* start DATA PROVIDED *
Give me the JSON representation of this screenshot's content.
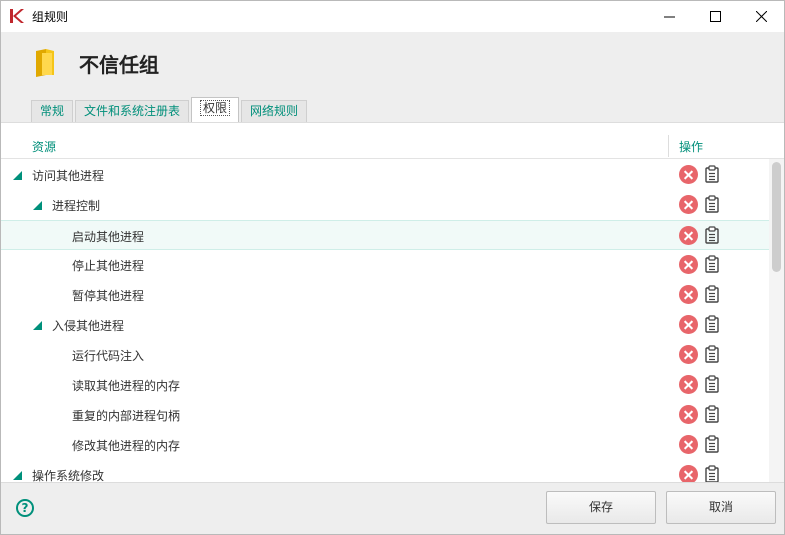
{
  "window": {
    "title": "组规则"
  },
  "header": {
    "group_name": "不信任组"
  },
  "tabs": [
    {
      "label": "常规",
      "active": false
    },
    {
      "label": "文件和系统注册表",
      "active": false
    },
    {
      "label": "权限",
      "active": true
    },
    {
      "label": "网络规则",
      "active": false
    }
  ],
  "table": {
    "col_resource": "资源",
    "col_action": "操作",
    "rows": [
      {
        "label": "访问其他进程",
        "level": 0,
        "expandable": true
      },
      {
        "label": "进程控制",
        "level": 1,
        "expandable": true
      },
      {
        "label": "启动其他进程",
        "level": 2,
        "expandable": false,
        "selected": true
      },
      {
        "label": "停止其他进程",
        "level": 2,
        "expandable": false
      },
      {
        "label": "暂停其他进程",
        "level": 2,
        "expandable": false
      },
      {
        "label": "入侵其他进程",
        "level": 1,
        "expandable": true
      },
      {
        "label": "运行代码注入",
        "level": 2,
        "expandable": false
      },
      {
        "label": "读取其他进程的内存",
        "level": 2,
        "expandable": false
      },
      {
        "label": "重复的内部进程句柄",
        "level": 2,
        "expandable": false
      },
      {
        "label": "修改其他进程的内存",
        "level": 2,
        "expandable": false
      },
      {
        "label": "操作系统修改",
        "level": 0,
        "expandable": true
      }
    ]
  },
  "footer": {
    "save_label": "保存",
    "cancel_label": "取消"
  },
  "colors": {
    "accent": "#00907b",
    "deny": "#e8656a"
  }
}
* end DATA PROVIDED *
WHAT YOU WILL DO —
Using the material above, set down every line exactly, but skip the pictures.

SOLUTION —
Give me the JSON representation of this screenshot's content.
{
  "window": {
    "title": "组规则"
  },
  "header": {
    "group_name": "不信任组"
  },
  "tabs": [
    {
      "label": "常规",
      "active": false
    },
    {
      "label": "文件和系统注册表",
      "active": false
    },
    {
      "label": "权限",
      "active": true
    },
    {
      "label": "网络规则",
      "active": false
    }
  ],
  "table": {
    "col_resource": "资源",
    "col_action": "操作",
    "rows": [
      {
        "label": "访问其他进程",
        "level": 0,
        "expandable": true
      },
      {
        "label": "进程控制",
        "level": 1,
        "expandable": true
      },
      {
        "label": "启动其他进程",
        "level": 2,
        "expandable": false,
        "selected": true
      },
      {
        "label": "停止其他进程",
        "level": 2,
        "expandable": false
      },
      {
        "label": "暂停其他进程",
        "level": 2,
        "expandable": false
      },
      {
        "label": "入侵其他进程",
        "level": 1,
        "expandable": true
      },
      {
        "label": "运行代码注入",
        "level": 2,
        "expandable": false
      },
      {
        "label": "读取其他进程的内存",
        "level": 2,
        "expandable": false
      },
      {
        "label": "重复的内部进程句柄",
        "level": 2,
        "expandable": false
      },
      {
        "label": "修改其他进程的内存",
        "level": 2,
        "expandable": false
      },
      {
        "label": "操作系统修改",
        "level": 0,
        "expandable": true
      }
    ]
  },
  "footer": {
    "save_label": "保存",
    "cancel_label": "取消"
  },
  "colors": {
    "accent": "#00907b",
    "deny": "#e8656a"
  }
}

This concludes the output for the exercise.